Exercise task: Reproduce all the entries exactly.

Items:
--- Start ---

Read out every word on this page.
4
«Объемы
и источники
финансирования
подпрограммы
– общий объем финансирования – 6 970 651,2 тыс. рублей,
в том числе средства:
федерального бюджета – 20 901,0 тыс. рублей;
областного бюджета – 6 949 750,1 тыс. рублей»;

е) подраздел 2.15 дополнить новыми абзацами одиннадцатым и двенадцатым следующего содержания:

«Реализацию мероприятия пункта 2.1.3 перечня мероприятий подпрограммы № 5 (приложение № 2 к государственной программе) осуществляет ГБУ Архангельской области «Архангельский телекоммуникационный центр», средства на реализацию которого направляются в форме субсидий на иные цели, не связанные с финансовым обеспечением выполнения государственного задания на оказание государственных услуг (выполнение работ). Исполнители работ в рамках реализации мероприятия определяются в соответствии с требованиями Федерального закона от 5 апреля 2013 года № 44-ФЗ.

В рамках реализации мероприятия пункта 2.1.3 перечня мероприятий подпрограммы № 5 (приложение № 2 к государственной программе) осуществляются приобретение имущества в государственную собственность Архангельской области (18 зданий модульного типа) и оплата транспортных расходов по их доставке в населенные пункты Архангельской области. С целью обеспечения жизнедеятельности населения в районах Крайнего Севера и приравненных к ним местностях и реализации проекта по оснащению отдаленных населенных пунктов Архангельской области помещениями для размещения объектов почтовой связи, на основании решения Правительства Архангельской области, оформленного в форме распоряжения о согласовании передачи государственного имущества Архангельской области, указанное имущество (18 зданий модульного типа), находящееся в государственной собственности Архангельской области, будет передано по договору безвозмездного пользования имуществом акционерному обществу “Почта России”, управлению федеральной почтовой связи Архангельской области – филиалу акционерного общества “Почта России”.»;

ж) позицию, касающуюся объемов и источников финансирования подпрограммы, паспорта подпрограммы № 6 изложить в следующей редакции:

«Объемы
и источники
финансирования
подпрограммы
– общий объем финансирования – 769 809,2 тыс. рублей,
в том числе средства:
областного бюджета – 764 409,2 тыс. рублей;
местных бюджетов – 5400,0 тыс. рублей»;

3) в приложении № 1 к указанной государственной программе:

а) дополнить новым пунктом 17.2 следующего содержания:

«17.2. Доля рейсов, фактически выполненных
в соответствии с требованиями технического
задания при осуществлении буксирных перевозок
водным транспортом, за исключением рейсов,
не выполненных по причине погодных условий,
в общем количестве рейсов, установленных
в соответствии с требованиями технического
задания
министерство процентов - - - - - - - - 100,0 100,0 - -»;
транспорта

--- End ---

Full solution:
Read out every word on this page.
4
«Объемы
и источники
финансирования
подпрограммы
– общий объем финансирования – 6 970 651,2 тыс. рублей,
в том числе средства:
федерального бюджета – 20 901,0 тыс. рублей;
областного бюджета – 6 949 750,1 тыс. рублей»;

е) подраздел 2.15 дополнить новыми абзацами одиннадцатым и двенадцатым следующего содержания:

«Реализацию мероприятия пункта 2.1.3 перечня мероприятий подпрограммы № 5 (приложение № 2 к государственной программе) осуществляет ГБУ Архангельской области «Архангельский телекоммуникационный центр», средства на реализацию которого направляются в форме субсидий на иные цели, не связанные с финансовым обеспечением выполнения государственного задания на оказание государственных услуг (выполнение работ). Исполнители работ в рамках реализации мероприятия определяются в соответствии с требованиями Федерального закона от 5 апреля 2013 года № 44-ФЗ.

В рамках реализации мероприятия пункта 2.1.3 перечня мероприятий подпрограммы № 5 (приложение № 2 к государственной программе) осуществляются приобретение имущества в государственную собственность Архангельской области (18 зданий модульного типа) и оплата транспортных расходов по их доставке в населенные пункты Архангельской области. С целью обеспечения жизнедеятельности населения в районах Крайнего Севера и приравненных к ним местностях и реализации проекта по оснащению отдаленных населенных пунктов Архангельской области помещениями для размещения объектов почтовой связи, на основании решения Правительства Архангельской области, оформленного в форме распоряжения о согласовании передачи государственного имущества Архангельской области, указанное имущество (18 зданий модульного типа), находящееся в государственной собственности Архангельской области, будет передано по договору безвозмездного пользования имуществом акционерному обществу “Почта России”, управлению федеральной почтовой связи Архангельской области – филиалу акционерного общества “Почта России”.»;

ж) позицию, касающуюся объемов и источников финансирования подпрограммы, паспорта подпрограммы № 6 изложить в следующей редакции:

«Объемы
и источники
финансирования
подпрограммы
– общий объем финансирования – 769 809,2 тыс. рублей,
в том числе средства:
областного бюджета – 764 409,2 тыс. рублей;
местных бюджетов – 5400,0 тыс. рублей»;

3) в приложении № 1 к указанной государственной программе:

а) дополнить новым пунктом 17.2 следующего содержания:

«17.2. Доля рейсов, фактически выполненных
в соответствии с требованиями технического
задания при осуществлении буксирных перевозок
водным транспортом, за исключением рейсов,
не выполненных по причине погодных условий,
в общем количестве рейсов, установленных
в соответствии с требованиями технического
задания
министерство процентов - - - - - - - - 100,0 100,0 - -»;
транспорта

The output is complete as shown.